SHORT PROBLEM: Output nothing but the lines from the line with "Transcribe the text in this document." through the end of the listing below, both ends included.

■ ■ ■ ■

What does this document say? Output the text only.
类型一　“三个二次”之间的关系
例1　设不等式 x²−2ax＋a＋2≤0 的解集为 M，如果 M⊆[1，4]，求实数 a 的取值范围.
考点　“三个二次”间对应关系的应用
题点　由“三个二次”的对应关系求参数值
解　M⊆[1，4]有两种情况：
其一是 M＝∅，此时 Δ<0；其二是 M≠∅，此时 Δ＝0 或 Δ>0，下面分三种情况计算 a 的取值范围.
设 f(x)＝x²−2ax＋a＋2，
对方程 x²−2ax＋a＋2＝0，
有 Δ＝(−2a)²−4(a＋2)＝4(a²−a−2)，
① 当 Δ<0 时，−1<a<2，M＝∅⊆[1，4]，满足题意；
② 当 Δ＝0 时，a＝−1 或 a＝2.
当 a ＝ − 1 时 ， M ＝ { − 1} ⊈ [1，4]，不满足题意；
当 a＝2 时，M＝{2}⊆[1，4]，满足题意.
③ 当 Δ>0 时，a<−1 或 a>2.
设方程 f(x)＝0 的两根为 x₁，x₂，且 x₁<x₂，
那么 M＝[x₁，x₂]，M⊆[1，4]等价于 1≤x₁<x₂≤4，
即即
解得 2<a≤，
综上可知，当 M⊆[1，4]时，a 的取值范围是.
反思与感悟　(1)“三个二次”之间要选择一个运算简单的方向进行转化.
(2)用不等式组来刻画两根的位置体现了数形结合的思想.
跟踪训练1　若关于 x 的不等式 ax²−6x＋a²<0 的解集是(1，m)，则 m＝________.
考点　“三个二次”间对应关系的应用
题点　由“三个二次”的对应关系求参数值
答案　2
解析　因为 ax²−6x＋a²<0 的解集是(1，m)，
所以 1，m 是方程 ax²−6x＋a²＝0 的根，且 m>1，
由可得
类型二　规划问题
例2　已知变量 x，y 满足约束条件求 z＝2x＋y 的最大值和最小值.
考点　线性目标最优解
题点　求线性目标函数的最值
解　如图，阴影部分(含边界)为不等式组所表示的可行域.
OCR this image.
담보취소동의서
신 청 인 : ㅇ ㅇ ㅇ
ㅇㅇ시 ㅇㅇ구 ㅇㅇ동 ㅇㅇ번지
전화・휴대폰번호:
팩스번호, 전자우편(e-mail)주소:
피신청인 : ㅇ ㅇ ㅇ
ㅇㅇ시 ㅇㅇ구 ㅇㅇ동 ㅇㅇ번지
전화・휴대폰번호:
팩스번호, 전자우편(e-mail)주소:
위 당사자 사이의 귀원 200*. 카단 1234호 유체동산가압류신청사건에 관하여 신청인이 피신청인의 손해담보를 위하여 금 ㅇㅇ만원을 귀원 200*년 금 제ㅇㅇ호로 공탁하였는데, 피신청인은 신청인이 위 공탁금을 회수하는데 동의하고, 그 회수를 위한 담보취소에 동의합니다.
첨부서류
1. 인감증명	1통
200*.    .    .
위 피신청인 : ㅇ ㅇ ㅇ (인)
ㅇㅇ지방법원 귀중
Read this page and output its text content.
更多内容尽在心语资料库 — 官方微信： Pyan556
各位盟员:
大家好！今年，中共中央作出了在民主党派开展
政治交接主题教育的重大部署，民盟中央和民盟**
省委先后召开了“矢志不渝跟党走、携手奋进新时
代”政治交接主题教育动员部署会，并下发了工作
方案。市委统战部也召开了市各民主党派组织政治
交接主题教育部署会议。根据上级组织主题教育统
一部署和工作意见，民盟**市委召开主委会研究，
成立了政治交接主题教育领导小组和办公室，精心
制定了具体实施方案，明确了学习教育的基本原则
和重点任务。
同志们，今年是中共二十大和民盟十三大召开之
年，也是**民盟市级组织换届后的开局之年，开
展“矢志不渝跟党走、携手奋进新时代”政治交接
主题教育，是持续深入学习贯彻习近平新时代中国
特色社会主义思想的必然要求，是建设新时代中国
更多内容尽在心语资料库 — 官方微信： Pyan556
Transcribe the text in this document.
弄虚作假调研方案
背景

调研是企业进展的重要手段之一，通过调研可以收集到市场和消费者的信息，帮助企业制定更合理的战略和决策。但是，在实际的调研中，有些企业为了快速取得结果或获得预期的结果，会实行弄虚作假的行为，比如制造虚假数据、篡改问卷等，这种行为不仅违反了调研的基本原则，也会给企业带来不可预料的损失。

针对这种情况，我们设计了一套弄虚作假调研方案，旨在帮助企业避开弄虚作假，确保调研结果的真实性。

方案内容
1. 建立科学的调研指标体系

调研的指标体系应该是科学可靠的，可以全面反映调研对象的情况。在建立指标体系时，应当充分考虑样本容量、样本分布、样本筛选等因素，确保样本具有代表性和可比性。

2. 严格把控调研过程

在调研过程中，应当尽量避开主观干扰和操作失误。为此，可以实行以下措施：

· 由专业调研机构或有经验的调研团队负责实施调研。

■ ■ ■ ■

OUTPUT OF THE TASK:
Transcribe the text in this document.
弄虚作假调研方案
背景

调研是企业进展的重要手段之一，通过调研可以收集到市场和消费者的信息，帮助企业制定更合理的战略和决策。但是，在实际的调研中，有些企业为了快速取得结果或获得预期的结果，会实行弄虚作假的行为，比如制造虚假数据、篡改问卷等，这种行为不仅违反了调研的基本原则，也会给企业带来不可预料的损失。

针对这种情况，我们设计了一套弄虚作假调研方案，旨在帮助企业避开弄虚作假，确保调研结果的真实性。

方案内容
1. 建立科学的调研指标体系

调研的指标体系应该是科学可靠的，可以全面反映调研对象的情况。在建立指标体系时，应当充分考虑样本容量、样本分布、样本筛选等因素，确保样本具有代表性和可比性。

2. 严格把控调研过程

在调研过程中，应当尽量避开主观干扰和操作失误。为此，可以实行以下措施：

· 由专业调研机构或有经验的调研团队负责实施调研。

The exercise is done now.